● To do
Quote all of the entries word for word.

● Records excerpted from a collection
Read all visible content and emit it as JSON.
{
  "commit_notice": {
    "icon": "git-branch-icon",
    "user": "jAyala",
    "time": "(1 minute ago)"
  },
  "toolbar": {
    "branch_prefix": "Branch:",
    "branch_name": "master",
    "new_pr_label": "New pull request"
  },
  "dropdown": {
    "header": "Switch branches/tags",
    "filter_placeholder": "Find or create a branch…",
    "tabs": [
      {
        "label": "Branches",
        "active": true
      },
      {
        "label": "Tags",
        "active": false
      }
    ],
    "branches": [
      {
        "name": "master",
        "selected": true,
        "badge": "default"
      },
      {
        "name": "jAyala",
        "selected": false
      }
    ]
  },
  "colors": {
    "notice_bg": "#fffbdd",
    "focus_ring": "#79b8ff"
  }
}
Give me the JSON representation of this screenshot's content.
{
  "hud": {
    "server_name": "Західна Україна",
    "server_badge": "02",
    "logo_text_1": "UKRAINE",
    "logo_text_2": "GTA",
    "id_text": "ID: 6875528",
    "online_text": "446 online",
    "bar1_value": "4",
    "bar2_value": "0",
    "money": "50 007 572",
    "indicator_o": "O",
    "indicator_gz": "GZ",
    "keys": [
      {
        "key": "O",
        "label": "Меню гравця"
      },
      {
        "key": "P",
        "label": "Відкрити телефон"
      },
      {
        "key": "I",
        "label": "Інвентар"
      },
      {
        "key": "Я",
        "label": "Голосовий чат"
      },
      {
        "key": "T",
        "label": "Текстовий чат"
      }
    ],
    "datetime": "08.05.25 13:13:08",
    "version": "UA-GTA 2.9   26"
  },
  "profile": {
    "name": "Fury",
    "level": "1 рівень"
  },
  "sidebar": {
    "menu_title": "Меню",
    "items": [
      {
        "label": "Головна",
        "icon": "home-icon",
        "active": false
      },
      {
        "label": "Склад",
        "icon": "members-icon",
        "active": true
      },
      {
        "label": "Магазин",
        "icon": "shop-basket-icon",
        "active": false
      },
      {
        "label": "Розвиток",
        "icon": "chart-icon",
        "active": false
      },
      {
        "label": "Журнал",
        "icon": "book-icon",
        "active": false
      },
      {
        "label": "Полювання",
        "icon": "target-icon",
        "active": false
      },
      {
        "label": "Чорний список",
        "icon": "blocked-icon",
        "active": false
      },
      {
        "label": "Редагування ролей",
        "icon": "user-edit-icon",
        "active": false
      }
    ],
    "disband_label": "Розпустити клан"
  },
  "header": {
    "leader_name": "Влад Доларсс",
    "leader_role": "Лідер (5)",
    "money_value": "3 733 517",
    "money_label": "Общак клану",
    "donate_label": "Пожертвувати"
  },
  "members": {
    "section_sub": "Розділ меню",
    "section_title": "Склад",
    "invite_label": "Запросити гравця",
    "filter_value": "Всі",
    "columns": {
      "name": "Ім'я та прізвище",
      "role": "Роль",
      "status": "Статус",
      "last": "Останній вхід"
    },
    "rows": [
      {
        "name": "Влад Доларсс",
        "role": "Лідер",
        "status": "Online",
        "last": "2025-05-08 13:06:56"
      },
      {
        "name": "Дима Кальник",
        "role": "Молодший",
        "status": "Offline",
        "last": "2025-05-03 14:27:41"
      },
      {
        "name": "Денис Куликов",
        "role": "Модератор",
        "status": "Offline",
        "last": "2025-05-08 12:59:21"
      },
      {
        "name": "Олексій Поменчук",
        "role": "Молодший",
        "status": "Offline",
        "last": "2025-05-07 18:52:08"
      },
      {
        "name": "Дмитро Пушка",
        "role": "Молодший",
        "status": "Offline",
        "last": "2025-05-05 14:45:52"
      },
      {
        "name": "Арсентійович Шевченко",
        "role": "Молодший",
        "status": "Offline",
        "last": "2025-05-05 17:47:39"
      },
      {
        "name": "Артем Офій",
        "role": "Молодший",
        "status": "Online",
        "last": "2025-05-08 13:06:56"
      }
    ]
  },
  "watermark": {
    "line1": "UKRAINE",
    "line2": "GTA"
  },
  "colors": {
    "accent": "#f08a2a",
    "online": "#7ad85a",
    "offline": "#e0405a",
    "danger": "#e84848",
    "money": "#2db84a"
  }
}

● Response to the task
Read all visible content and emit it as JSON.
{
  "commit_notice": {
    "icon": "git-branch-icon",
    "user": "jAyala",
    "time": "(1 minute ago)"
  },
  "toolbar": {
    "branch_prefix": "Branch:",
    "branch_name": "master",
    "new_pr_label": "New pull request"
  },
  "dropdown": {
    "header": "Switch branches/tags",
    "filter_placeholder": "Find or create a branch…",
    "tabs": [
      {
        "label": "Branches",
        "active": true
      },
      {
        "label": "Tags",
        "active": false
      }
    ],
    "branches": [
      {
        "name": "master",
        "selected": true,
        "badge": "default"
      },
      {
        "name": "jAyala",
        "selected": false
      }
    ]
  },
  "colors": {
    "notice_bg": "#fffbdd",
    "focus_ring": "#79b8ff"
  }
}
Give me the JSON representation of this screenshot's content.
{
  "hud": {
    "server_name": "Західна Україна",
    "server_badge": "02",
    "logo_text_1": "UKRAINE",
    "logo_text_2": "GTA",
    "id_text": "ID: 6875528",
    "online_text": "446 online",
    "bar1_value": "4",
    "bar2_value": "0",
    "money": "50 007 572",
    "indicator_o": "O",
    "indicator_gz": "GZ",
    "keys": [
      {
        "key": "O",
        "label": "Меню гравця"
      },
      {
        "key": "P",
        "label": "Відкрити телефон"
      },
      {
        "key": "I",
        "label": "Інвентар"
      },
      {
        "key": "Я",
        "label": "Голосовий чат"
      },
      {
        "key": "T",
        "label": "Текстовий чат"
      }
    ],
    "datetime": "08.05.25 13:13:08",
    "version": "UA-GTA 2.9   26"
  },
  "profile": {
    "name": "Fury",
    "level": "1 рівень"
  },
  "sidebar": {
    "menu_title": "Меню",
    "items": [
      {
        "label": "Головна",
        "icon": "home-icon",
        "active": false
      },
      {
        "label": "Склад",
        "icon": "members-icon",
        "active": true
      },
      {
        "label": "Магазин",
        "icon": "shop-basket-icon",
        "active": false
      },
      {
        "label": "Розвиток",
        "icon": "chart-icon",
        "active": false
      },
      {
        "label": "Журнал",
        "icon": "book-icon",
        "active": false
      },
      {
        "label": "Полювання",
        "icon": "target-icon",
        "active": false
      },
      {
        "label": "Чорний список",
        "icon": "blocked-icon",
        "active": false
      },
      {
        "label": "Редагування ролей",
        "icon": "user-edit-icon",
        "active": false
      }
    ],
    "disband_label": "Розпустити клан"
  },
  "header": {
    "leader_name": "Влад Доларсс",
    "leader_role": "Лідер (5)",
    "money_value": "3 733 517",
    "money_label": "Общак клану",
    "donate_label": "Пожертвувати"
  },
  "members": {
    "section_sub": "Розділ меню",
    "section_title": "Склад",
    "invite_label": "Запросити гравця",
    "filter_value": "Всі",
    "columns": {
      "name": "Ім'я та прізвище",
      "role": "Роль",
      "status": "Статус",
      "last": "Останній вхід"
    },
    "rows": [
      {
        "name": "Влад Доларсс",
        "role": "Лідер",
        "status": "Online",
        "last": "2025-05-08 13:06:56"
      },
      {
        "name": "Дима Кальник",
        "role": "Молодший",
        "status": "Offline",
        "last": "2025-05-03 14:27:41"
      },
      {
        "name": "Денис Куликов",
        "role": "Модератор",
        "status": "Offline",
        "last": "2025-05-08 12:59:21"
      },
      {
        "name": "Олексій Поменчук",
        "role": "Молодший",
        "status": "Offline",
        "last": "2025-05-07 18:52:08"
      },
      {
        "name": "Дмитро Пушка",
        "role": "Молодший",
        "status": "Offline",
        "last": "2025-05-05 14:45:52"
      },
      {
        "name": "Арсентійович Шевченко",
        "role": "Молодший",
        "status": "Offline",
        "last": "2025-05-05 17:47:39"
      },
      {
        "name": "Артем Офій",
        "role": "Молодший",
        "status": "Online",
        "last": "2025-05-08 13:06:56"
      }
    ]
  },
  "watermark": {
    "line1": "UKRAINE",
    "line2": "GTA"
  },
  "colors": {
    "accent": "#f08a2a",
    "online": "#7ad85a",
    "offline": "#e0405a",
    "danger": "#e84848",
    "money": "#2db84a"
  }
}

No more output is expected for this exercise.